-- begin --

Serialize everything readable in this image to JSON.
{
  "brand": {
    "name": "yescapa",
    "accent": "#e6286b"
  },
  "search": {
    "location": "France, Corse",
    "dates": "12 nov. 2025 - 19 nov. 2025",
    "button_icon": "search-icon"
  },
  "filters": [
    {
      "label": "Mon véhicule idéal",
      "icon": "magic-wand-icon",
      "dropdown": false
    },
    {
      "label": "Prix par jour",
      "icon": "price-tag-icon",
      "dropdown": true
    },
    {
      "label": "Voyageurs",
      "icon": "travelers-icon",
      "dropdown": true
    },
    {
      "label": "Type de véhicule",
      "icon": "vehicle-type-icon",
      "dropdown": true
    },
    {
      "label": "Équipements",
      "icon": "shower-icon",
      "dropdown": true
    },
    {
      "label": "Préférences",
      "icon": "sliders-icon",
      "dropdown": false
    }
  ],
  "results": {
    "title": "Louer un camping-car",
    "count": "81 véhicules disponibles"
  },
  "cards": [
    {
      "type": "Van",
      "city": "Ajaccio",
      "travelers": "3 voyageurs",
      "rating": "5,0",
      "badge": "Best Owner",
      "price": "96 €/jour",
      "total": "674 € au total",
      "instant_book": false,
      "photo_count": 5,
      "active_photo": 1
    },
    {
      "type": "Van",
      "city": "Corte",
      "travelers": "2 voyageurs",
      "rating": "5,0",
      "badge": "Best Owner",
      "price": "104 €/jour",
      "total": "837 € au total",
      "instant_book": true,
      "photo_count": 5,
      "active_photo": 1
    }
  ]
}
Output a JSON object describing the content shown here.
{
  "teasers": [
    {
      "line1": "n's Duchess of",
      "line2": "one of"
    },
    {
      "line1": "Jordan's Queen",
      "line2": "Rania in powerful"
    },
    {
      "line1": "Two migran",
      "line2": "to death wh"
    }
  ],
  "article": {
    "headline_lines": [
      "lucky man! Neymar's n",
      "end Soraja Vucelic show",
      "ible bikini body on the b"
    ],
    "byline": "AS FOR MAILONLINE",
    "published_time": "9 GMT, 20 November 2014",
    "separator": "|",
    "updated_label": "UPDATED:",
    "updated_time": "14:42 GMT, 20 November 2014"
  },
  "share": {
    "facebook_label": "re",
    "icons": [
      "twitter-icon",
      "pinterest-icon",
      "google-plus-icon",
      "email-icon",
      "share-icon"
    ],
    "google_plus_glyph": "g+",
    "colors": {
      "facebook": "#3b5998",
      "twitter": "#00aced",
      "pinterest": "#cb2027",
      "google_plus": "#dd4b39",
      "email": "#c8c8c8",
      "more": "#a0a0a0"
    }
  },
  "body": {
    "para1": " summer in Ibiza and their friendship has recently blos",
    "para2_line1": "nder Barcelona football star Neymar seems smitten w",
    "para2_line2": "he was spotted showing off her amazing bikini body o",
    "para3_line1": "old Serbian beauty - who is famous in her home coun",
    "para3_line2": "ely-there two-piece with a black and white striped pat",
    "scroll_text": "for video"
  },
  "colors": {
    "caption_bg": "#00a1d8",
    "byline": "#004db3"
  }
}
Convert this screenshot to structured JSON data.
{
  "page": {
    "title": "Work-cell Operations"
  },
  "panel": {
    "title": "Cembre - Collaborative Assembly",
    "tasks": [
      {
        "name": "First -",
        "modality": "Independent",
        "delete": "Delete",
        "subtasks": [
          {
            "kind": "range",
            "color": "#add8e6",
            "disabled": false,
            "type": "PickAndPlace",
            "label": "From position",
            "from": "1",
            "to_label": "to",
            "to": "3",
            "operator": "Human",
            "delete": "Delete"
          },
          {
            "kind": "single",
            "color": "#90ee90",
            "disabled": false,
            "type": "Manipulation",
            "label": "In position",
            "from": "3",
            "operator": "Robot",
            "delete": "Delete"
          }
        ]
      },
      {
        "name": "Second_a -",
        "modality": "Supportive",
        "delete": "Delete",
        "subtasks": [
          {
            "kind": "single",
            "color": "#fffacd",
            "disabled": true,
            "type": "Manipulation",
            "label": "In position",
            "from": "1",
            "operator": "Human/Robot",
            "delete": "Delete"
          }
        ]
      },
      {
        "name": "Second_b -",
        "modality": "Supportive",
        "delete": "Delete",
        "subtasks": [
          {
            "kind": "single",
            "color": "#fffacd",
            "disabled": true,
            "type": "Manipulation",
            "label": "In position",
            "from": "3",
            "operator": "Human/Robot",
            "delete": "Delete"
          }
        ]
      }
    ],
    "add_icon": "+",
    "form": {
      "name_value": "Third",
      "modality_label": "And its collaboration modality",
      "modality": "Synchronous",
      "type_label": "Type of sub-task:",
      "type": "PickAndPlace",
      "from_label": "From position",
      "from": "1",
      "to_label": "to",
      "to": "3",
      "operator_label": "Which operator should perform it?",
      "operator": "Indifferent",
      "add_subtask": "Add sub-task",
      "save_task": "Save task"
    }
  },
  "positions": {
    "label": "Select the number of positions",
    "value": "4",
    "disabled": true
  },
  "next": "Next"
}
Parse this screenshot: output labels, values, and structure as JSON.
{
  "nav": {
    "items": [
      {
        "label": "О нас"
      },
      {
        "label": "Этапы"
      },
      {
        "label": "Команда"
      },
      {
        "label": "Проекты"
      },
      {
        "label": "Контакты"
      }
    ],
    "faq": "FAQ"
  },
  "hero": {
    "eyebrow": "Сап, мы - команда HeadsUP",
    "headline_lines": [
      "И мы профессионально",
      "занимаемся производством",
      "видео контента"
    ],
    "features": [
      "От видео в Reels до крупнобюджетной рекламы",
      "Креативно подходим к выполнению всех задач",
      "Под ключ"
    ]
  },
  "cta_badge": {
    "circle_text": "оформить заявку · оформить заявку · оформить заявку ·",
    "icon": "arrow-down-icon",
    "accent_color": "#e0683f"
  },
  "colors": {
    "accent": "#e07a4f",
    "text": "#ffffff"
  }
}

-- end --

Written exercise
Write out the material from the first line to the last, exactly.

The solution
Serialize everything readable in this image to JSON.
{
  "brand": {
    "name": "yescapa",
    "accent": "#e6286b"
  },
  "search": {
    "location": "France, Corse",
    "dates": "12 nov. 2025 - 19 nov. 2025",
    "button_icon": "search-icon"
  },
  "filters": [
    {
      "label": "Mon véhicule idéal",
      "icon": "magic-wand-icon",
      "dropdown": false
    },
    {
      "label": "Prix par jour",
      "icon": "price-tag-icon",
      "dropdown": true
    },
    {
      "label": "Voyageurs",
      "icon": "travelers-icon",
      "dropdown": true
    },
    {
      "label": "Type de véhicule",
      "icon": "vehicle-type-icon",
      "dropdown": true
    },
    {
      "label": "Équipements",
      "icon": "shower-icon",
      "dropdown": true
    },
    {
      "label": "Préférences",
      "icon": "sliders-icon",
      "dropdown": false
    }
  ],
  "results": {
    "title": "Louer un camping-car",
    "count": "81 véhicules disponibles"
  },
  "cards": [
    {
      "type": "Van",
      "city": "Ajaccio",
      "travelers": "3 voyageurs",
      "rating": "5,0",
      "badge": "Best Owner",
      "price": "96 €/jour",
      "total": "674 € au total",
      "instant_book": false,
      "photo_count": 5,
      "active_photo": 1
    },
    {
      "type": "Van",
      "city": "Corte",
      "travelers": "2 voyageurs",
      "rating": "5,0",
      "badge": "Best Owner",
      "price": "104 €/jour",
      "total": "837 € au total",
      "instant_book": true,
      "photo_count": 5,
      "active_photo": 1
    }
  ]
}
Output a JSON object describing the content shown here.
{
  "teasers": [
    {
      "line1": "n's Duchess of",
      "line2": "one of"
    },
    {
      "line1": "Jordan's Queen",
      "line2": "Rania in powerful"
    },
    {
      "line1": "Two migran",
      "line2": "to death wh"
    }
  ],
  "article": {
    "headline_lines": [
      "lucky man! Neymar's n",
      "end Soraja Vucelic show",
      "ible bikini body on the b"
    ],
    "byline": "AS FOR MAILONLINE",
    "published_time": "9 GMT, 20 November 2014",
    "separator": "|",
    "updated_label": "UPDATED:",
    "updated_time": "14:42 GMT, 20 November 2014"
  },
  "share": {
    "facebook_label": "re",
    "icons": [
      "twitter-icon",
      "pinterest-icon",
      "google-plus-icon",
      "email-icon",
      "share-icon"
    ],
    "google_plus_glyph": "g+",
    "colors": {
      "facebook": "#3b5998",
      "twitter": "#00aced",
      "pinterest": "#cb2027",
      "google_plus": "#dd4b39",
      "email": "#c8c8c8",
      "more": "#a0a0a0"
    }
  },
  "body": {
    "para1": " summer in Ibiza and their friendship has recently blos",
    "para2_line1": "nder Barcelona football star Neymar seems smitten w",
    "para2_line2": "he was spotted showing off her amazing bikini body o",
    "para3_line1": "old Serbian beauty - who is famous in her home coun",
    "para3_line2": "ely-there two-piece with a black and white striped pat",
    "scroll_text": "for video"
  },
  "colors": {
    "caption_bg": "#00a1d8",
    "byline": "#004db3"
  }
}
Convert this screenshot to structured JSON data.
{
  "page": {
    "title": "Work-cell Operations"
  },
  "panel": {
    "title": "Cembre - Collaborative Assembly",
    "tasks": [
      {
        "name": "First -",
        "modality": "Independent",
        "delete": "Delete",
        "subtasks": [
          {
            "kind": "range",
            "color": "#add8e6",
            "disabled": false,
            "type": "PickAndPlace",
            "label": "From position",
            "from": "1",
            "to_label": "to",
            "to": "3",
            "operator": "Human",
            "delete": "Delete"
          },
          {
            "kind": "single",
            "color": "#90ee90",
            "disabled": false,
            "type": "Manipulation",
            "label": "In position",
            "from": "3",
            "operator": "Robot",
            "delete": "Delete"
          }
        ]
      },
      {
        "name": "Second_a -",
        "modality": "Supportive",
        "delete": "Delete",
        "subtasks": [
          {
            "kind": "single",
            "color": "#fffacd",
            "disabled": true,
            "type": "Manipulation",
            "label": "In position",
            "from": "1",
            "operator": "Human/Robot",
            "delete": "Delete"
          }
        ]
      },
      {
        "name": "Second_b -",
        "modality": "Supportive",
        "delete": "Delete",
        "subtasks": [
          {
            "kind": "single",
            "color": "#fffacd",
            "disabled": true,
            "type": "Manipulation",
            "label": "In position",
            "from": "3",
            "operator": "Human/Robot",
            "delete": "Delete"
          }
        ]
      }
    ],
    "add_icon": "+",
    "form": {
      "name_value": "Third",
      "modality_label": "And its collaboration modality",
      "modality": "Synchronous",
      "type_label": "Type of sub-task:",
      "type": "PickAndPlace",
      "from_label": "From position",
      "from": "1",
      "to_label": "to",
      "to": "3",
      "operator_label": "Which operator should perform it?",
      "operator": "Indifferent",
      "add_subtask": "Add sub-task",
      "save_task": "Save task"
    }
  },
  "positions": {
    "label": "Select the number of positions",
    "value": "4",
    "disabled": true
  },
  "next": "Next"
}
Parse this screenshot: output labels, values, and structure as JSON.
{
  "nav": {
    "items": [
      {
        "label": "О нас"
      },
      {
        "label": "Этапы"
      },
      {
        "label": "Команда"
      },
      {
        "label": "Проекты"
      },
      {
        "label": "Контакты"
      }
    ],
    "faq": "FAQ"
  },
  "hero": {
    "eyebrow": "Сап, мы - команда HeadsUP",
    "headline_lines": [
      "И мы профессионально",
      "занимаемся производством",
      "видео контента"
    ],
    "features": [
      "От видео в Reels до крупнобюджетной рекламы",
      "Креативно подходим к выполнению всех задач",
      "Под ключ"
    ]
  },
  "cta_badge": {
    "circle_text": "оформить заявку · оформить заявку · оформить заявку ·",
    "icon": "arrow-down-icon",
    "accent_color": "#e0683f"
  },
  "colors": {
    "accent": "#e07a4f",
    "text": "#ffffff"
  }
}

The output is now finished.